━━━ Source records

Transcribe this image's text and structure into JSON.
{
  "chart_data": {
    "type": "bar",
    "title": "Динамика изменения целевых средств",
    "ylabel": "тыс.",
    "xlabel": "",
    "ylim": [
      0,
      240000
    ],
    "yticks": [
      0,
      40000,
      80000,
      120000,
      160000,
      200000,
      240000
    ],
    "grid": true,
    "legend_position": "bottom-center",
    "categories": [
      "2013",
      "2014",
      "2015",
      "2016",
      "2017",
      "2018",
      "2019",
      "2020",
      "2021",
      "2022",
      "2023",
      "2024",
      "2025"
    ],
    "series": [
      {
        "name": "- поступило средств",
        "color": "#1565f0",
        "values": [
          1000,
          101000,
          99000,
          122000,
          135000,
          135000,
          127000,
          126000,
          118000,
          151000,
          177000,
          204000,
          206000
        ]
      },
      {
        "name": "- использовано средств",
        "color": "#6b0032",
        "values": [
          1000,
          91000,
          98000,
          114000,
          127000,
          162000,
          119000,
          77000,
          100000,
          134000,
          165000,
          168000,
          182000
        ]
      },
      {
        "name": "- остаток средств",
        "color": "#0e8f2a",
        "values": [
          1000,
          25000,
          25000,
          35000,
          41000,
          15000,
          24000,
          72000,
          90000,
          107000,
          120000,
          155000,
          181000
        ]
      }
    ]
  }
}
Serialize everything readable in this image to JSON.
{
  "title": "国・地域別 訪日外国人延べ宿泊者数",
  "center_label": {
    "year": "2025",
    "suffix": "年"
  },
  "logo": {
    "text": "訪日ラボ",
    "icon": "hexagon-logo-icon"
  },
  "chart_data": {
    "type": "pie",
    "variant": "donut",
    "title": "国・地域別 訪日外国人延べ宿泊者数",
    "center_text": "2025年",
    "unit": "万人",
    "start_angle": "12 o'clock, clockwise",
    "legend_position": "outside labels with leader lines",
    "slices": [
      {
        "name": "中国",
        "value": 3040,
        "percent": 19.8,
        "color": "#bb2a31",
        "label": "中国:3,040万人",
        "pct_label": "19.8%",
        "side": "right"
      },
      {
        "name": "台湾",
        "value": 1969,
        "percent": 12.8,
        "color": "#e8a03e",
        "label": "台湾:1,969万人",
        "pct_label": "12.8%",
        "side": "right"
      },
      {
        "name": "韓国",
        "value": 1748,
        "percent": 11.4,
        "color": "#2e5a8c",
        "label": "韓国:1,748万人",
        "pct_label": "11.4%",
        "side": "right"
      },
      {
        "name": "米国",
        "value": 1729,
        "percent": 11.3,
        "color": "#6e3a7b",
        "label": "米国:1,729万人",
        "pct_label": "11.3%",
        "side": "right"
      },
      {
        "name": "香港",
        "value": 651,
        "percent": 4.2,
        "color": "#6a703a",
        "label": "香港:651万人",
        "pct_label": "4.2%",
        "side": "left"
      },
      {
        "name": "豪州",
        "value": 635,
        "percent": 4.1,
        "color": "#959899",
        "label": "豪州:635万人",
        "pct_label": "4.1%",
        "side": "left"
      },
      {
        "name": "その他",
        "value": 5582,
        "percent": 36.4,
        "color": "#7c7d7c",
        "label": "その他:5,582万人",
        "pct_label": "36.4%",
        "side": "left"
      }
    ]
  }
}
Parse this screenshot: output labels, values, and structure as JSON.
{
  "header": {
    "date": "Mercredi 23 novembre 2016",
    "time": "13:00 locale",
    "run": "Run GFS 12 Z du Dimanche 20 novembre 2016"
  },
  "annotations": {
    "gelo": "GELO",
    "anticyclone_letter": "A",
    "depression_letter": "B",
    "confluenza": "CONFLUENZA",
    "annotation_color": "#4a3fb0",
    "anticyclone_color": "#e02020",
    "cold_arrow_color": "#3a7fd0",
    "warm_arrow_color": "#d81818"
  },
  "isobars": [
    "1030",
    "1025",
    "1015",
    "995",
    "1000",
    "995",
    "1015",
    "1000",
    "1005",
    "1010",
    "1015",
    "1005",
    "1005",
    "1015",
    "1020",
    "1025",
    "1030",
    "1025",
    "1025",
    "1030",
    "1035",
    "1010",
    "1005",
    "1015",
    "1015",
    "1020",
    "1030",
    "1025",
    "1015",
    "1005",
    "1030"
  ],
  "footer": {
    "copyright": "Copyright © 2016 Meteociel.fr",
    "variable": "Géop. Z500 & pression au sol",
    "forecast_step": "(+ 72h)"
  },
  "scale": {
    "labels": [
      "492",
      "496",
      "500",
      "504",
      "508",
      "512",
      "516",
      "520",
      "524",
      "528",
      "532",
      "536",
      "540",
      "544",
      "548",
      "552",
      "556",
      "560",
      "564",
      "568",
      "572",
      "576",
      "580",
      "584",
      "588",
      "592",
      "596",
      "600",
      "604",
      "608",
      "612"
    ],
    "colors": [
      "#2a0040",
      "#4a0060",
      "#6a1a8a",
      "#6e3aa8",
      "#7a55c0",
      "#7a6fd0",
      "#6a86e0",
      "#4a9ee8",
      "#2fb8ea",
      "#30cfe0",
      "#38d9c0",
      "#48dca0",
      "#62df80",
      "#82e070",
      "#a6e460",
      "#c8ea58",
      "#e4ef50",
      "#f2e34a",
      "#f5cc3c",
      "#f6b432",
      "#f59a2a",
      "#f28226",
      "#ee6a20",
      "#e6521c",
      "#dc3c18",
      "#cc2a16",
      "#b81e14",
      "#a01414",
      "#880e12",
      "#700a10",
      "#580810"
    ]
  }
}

━━━━━━

> What the task requires: Restate all of the entries above precisely.

> Solution for this task:
Transcribe this image's text and structure into JSON.
{
  "chart_data": {
    "type": "bar",
    "title": "Динамика изменения целевых средств",
    "ylabel": "тыс.",
    "xlabel": "",
    "ylim": [
      0,
      240000
    ],
    "yticks": [
      0,
      40000,
      80000,
      120000,
      160000,
      200000,
      240000
    ],
    "grid": true,
    "legend_position": "bottom-center",
    "categories": [
      "2013",
      "2014",
      "2015",
      "2016",
      "2017",
      "2018",
      "2019",
      "2020",
      "2021",
      "2022",
      "2023",
      "2024",
      "2025"
    ],
    "series": [
      {
        "name": "- поступило средств",
        "color": "#1565f0",
        "values": [
          1000,
          101000,
          99000,
          122000,
          135000,
          135000,
          127000,
          126000,
          118000,
          151000,
          177000,
          204000,
          206000
        ]
      },
      {
        "name": "- использовано средств",
        "color": "#6b0032",
        "values": [
          1000,
          91000,
          98000,
          114000,
          127000,
          162000,
          119000,
          77000,
          100000,
          134000,
          165000,
          168000,
          182000
        ]
      },
      {
        "name": "- остаток средств",
        "color": "#0e8f2a",
        "values": [
          1000,
          25000,
          25000,
          35000,
          41000,
          15000,
          24000,
          72000,
          90000,
          107000,
          120000,
          155000,
          181000
        ]
      }
    ]
  }
}
Serialize everything readable in this image to JSON.
{
  "title": "国・地域別 訪日外国人延べ宿泊者数",
  "center_label": {
    "year": "2025",
    "suffix": "年"
  },
  "logo": {
    "text": "訪日ラボ",
    "icon": "hexagon-logo-icon"
  },
  "chart_data": {
    "type": "pie",
    "variant": "donut",
    "title": "国・地域別 訪日外国人延べ宿泊者数",
    "center_text": "2025年",
    "unit": "万人",
    "start_angle": "12 o'clock, clockwise",
    "legend_position": "outside labels with leader lines",
    "slices": [
      {
        "name": "中国",
        "value": 3040,
        "percent": 19.8,
        "color": "#bb2a31",
        "label": "中国:3,040万人",
        "pct_label": "19.8%",
        "side": "right"
      },
      {
        "name": "台湾",
        "value": 1969,
        "percent": 12.8,
        "color": "#e8a03e",
        "label": "台湾:1,969万人",
        "pct_label": "12.8%",
        "side": "right"
      },
      {
        "name": "韓国",
        "value": 1748,
        "percent": 11.4,
        "color": "#2e5a8c",
        "label": "韓国:1,748万人",
        "pct_label": "11.4%",
        "side": "right"
      },
      {
        "name": "米国",
        "value": 1729,
        "percent": 11.3,
        "color": "#6e3a7b",
        "label": "米国:1,729万人",
        "pct_label": "11.3%",
        "side": "right"
      },
      {
        "name": "香港",
        "value": 651,
        "percent": 4.2,
        "color": "#6a703a",
        "label": "香港:651万人",
        "pct_label": "4.2%",
        "side": "left"
      },
      {
        "name": "豪州",
        "value": 635,
        "percent": 4.1,
        "color": "#959899",
        "label": "豪州:635万人",
        "pct_label": "4.1%",
        "side": "left"
      },
      {
        "name": "その他",
        "value": 5582,
        "percent": 36.4,
        "color": "#7c7d7c",
        "label": "その他:5,582万人",
        "pct_label": "36.4%",
        "side": "left"
      }
    ]
  }
}
Parse this screenshot: output labels, values, and structure as JSON.
{
  "header": {
    "date": "Mercredi 23 novembre 2016",
    "time": "13:00 locale",
    "run": "Run GFS 12 Z du Dimanche 20 novembre 2016"
  },
  "annotations": {
    "gelo": "GELO",
    "anticyclone_letter": "A",
    "depression_letter": "B",
    "confluenza": "CONFLUENZA",
    "annotation_color": "#4a3fb0",
    "anticyclone_color": "#e02020",
    "cold_arrow_color": "#3a7fd0",
    "warm_arrow_color": "#d81818"
  },
  "isobars": [
    "1030",
    "1025",
    "1015",
    "995",
    "1000",
    "995",
    "1015",
    "1000",
    "1005",
    "1010",
    "1015",
    "1005",
    "1005",
    "1015",
    "1020",
    "1025",
    "1030",
    "1025",
    "1025",
    "1030",
    "1035",
    "1010",
    "1005",
    "1015",
    "1015",
    "1020",
    "1030",
    "1025",
    "1015",
    "1005",
    "1030"
  ],
  "footer": {
    "copyright": "Copyright © 2016 Meteociel.fr",
    "variable": "Géop. Z500 & pression au sol",
    "forecast_step": "(+ 72h)"
  },
  "scale": {
    "labels": [
      "492",
      "496",
      "500",
      "504",
      "508",
      "512",
      "516",
      "520",
      "524",
      "528",
      "532",
      "536",
      "540",
      "544",
      "548",
      "552",
      "556",
      "560",
      "564",
      "568",
      "572",
      "576",
      "580",
      "584",
      "588",
      "592",
      "596",
      "600",
      "604",
      "608",
      "612"
    ],
    "colors": [
      "#2a0040",
      "#4a0060",
      "#6a1a8a",
      "#6e3aa8",
      "#7a55c0",
      "#7a6fd0",
      "#6a86e0",
      "#4a9ee8",
      "#2fb8ea",
      "#30cfe0",
      "#38d9c0",
      "#48dca0",
      "#62df80",
      "#82e070",
      "#a6e460",
      "#c8ea58",
      "#e4ef50",
      "#f2e34a",
      "#f5cc3c",
      "#f6b432",
      "#f59a2a",
      "#f28226",
      "#ee6a20",
      "#e6521c",
      "#dc3c18",
      "#cc2a16",
      "#b81e14",
      "#a01414",
      "#880e12",
      "#700a10",
      "#580810"
    ]
  }
}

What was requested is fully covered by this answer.